Stored entries:
___

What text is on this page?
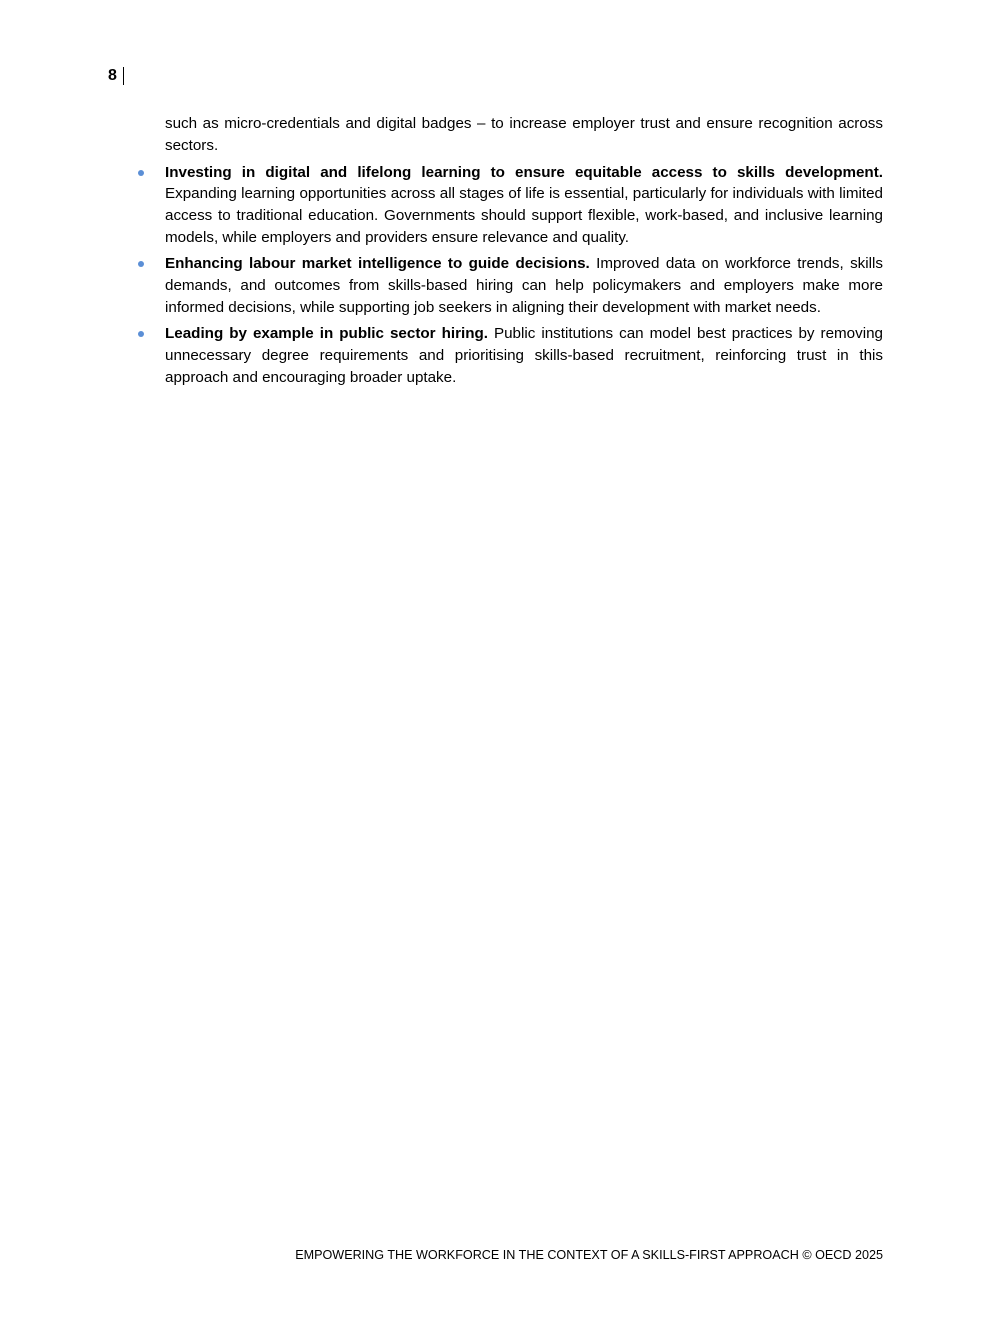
8

such as micro-credentials and digital badges – to increase employer trust and ensure recognition across sectors.

Investing in digital and lifelong learning to ensure equitable access to skills development. Expanding learning opportunities across all stages of life is essential, particularly for individuals with limited access to traditional education. Governments should support flexible, work-based, and inclusive learning models, while employers and providers ensure relevance and quality.
Enhancing labour market intelligence to guide decisions. Improved data on workforce trends, skills demands, and outcomes from skills-based hiring can help policymakers and employers make more informed decisions, while supporting job seekers in aligning their development with market needs.
Leading by example in public sector hiring. Public institutions can model best practices by removing unnecessary degree requirements and prioritising skills-based recruitment, reinforcing trust in this approach and encouraging broader uptake.
EMPOWERING THE WORKFORCE IN THE CONTEXT OF A SKILLS-FIRST APPROACH © OECD 2025
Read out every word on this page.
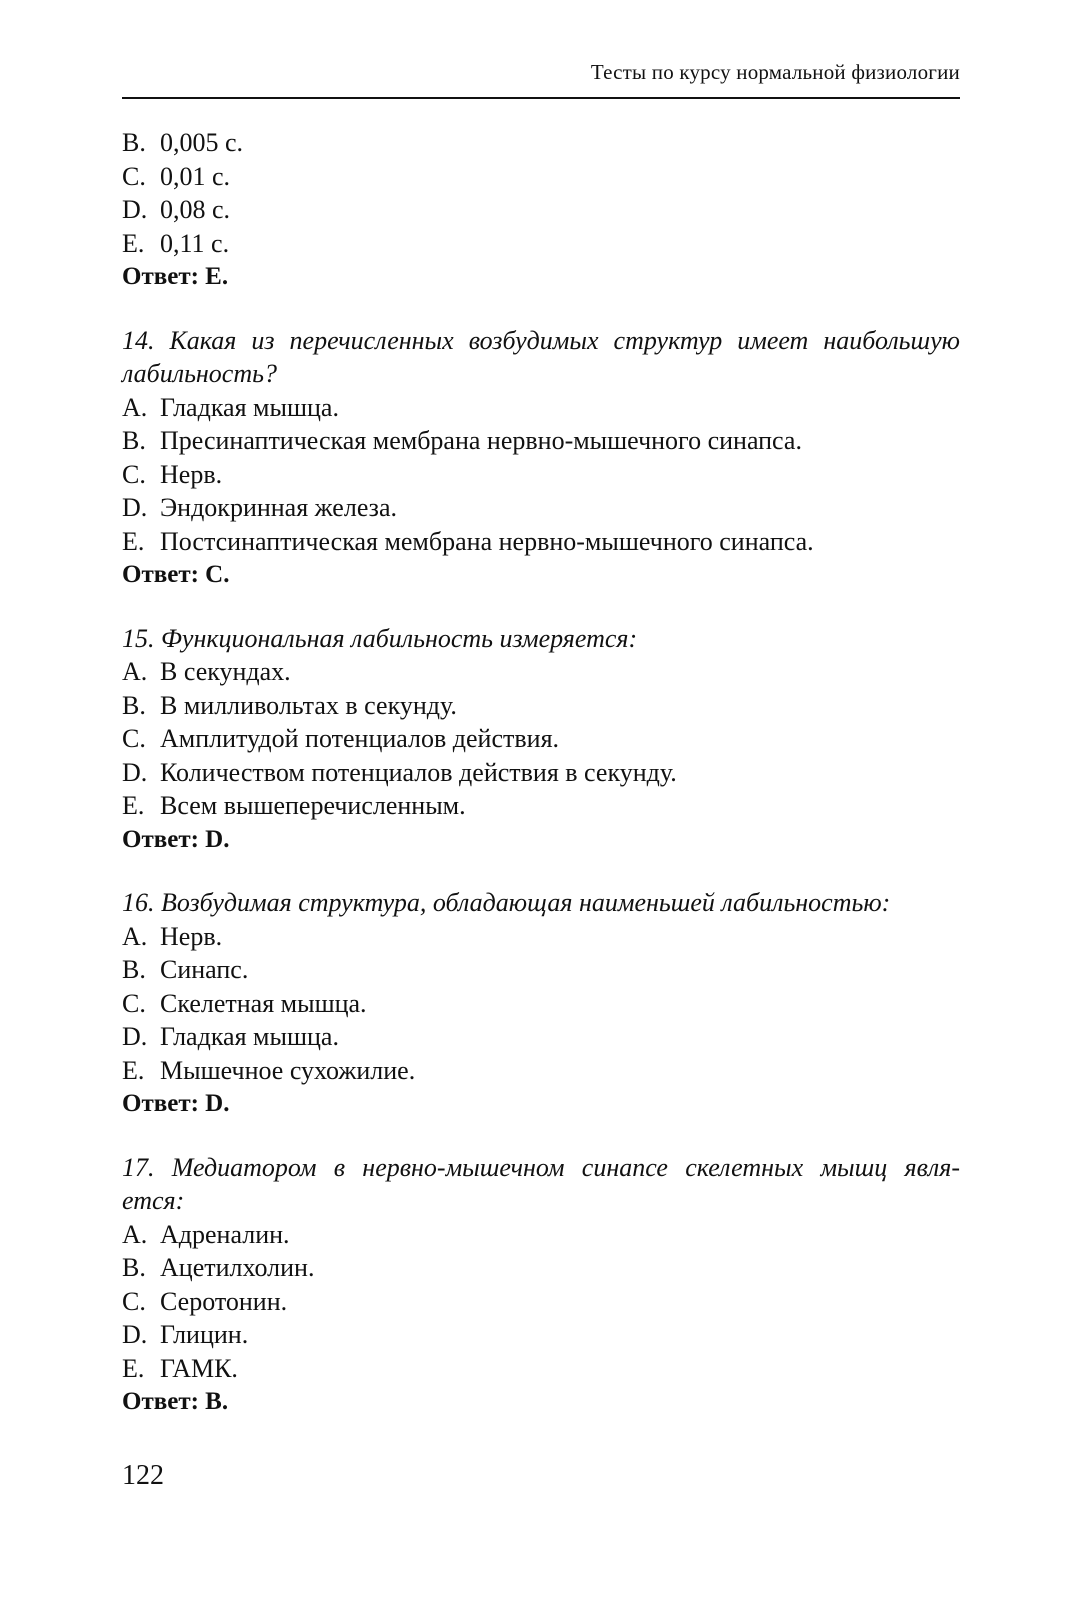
Тесты по курсу нормальной физиологии
B. 0,005 с.
C. 0,01 с.
D. 0,08 с.
E. 0,11 с.
Ответ: Е.
14. Какая из перечисленных возбудимых структур имеет наибольшую
лабильность?
A. Гладкая мышца.
B. Пресинаптическая мембрана нервно-мышечного синапса.
C. Нерв.
D. Эндокринная железа.
E. Постсинаптическая мембрана нервно-мышечного синапса.
Ответ: С.
15. Функциональная лабильность измеряется:
A. В секундах.
B. В милливольтах в секунду.
C. Амплитудой потенциалов действия.
D. Количеством потенциалов действия в секунду.
E. Всем вышеперечисленным.
Ответ: D.
16. Возбудимая структура, обладающая наименьшей лабильностью:
A. Нерв.
B. Синапс.
C. Скелетная мышца.
D. Гладкая мышца.
E. Мышечное сухожилие.
Ответ: D.
17. Медиатором в нервно-мышечном синапсе скелетных мышц явля-
ется:
A. Адреналин.
B. Ацетилхолин.
C. Серотонин.
D. Глицин.
E. ГАМК.
Ответ: В.
122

___

> **GIVEN REQUEST**:
The pictures should not appear in the copy; every other part of the records above must be returned exactly.

> **WRITTEN RESPONSE**:
What text is on this page?
8

such as micro-credentials and digital badges – to increase employer trust and ensure recognition across sectors.

Investing in digital and lifelong learning to ensure equitable access to skills development. Expanding learning opportunities across all stages of life is essential, particularly for individuals with limited access to traditional education. Governments should support flexible, work-based, and inclusive learning models, while employers and providers ensure relevance and quality.
Enhancing labour market intelligence to guide decisions. Improved data on workforce trends, skills demands, and outcomes from skills-based hiring can help policymakers and employers make more informed decisions, while supporting job seekers in aligning their development with market needs.
Leading by example in public sector hiring. Public institutions can model best practices by removing unnecessary degree requirements and prioritising skills-based recruitment, reinforcing trust in this approach and encouraging broader uptake.
EMPOWERING THE WORKFORCE IN THE CONTEXT OF A SKILLS-FIRST APPROACH © OECD 2025
Read out every word on this page.
Тесты по курсу нормальной физиологии
B. 0,005 с.
C. 0,01 с.
D. 0,08 с.
E. 0,11 с.
Ответ: Е.
14. Какая из перечисленных возбудимых структур имеет наибольшую
лабильность?
A. Гладкая мышца.
B. Пресинаптическая мембрана нервно-мышечного синапса.
C. Нерв.
D. Эндокринная железа.
E. Постсинаптическая мембрана нервно-мышечного синапса.
Ответ: С.
15. Функциональная лабильность измеряется:
A. В секундах.
B. В милливольтах в секунду.
C. Амплитудой потенциалов действия.
D. Количеством потенциалов действия в секунду.
E. Всем вышеперечисленным.
Ответ: D.
16. Возбудимая структура, обладающая наименьшей лабильностью:
A. Нерв.
B. Синапс.
C. Скелетная мышца.
D. Гладкая мышца.
E. Мышечное сухожилие.
Ответ: D.
17. Медиатором в нервно-мышечном синапсе скелетных мышц явля-
ется:
A. Адреналин.
B. Ацетилхолин.
C. Серотонин.
D. Глицин.
E. ГАМК.
Ответ: В.
122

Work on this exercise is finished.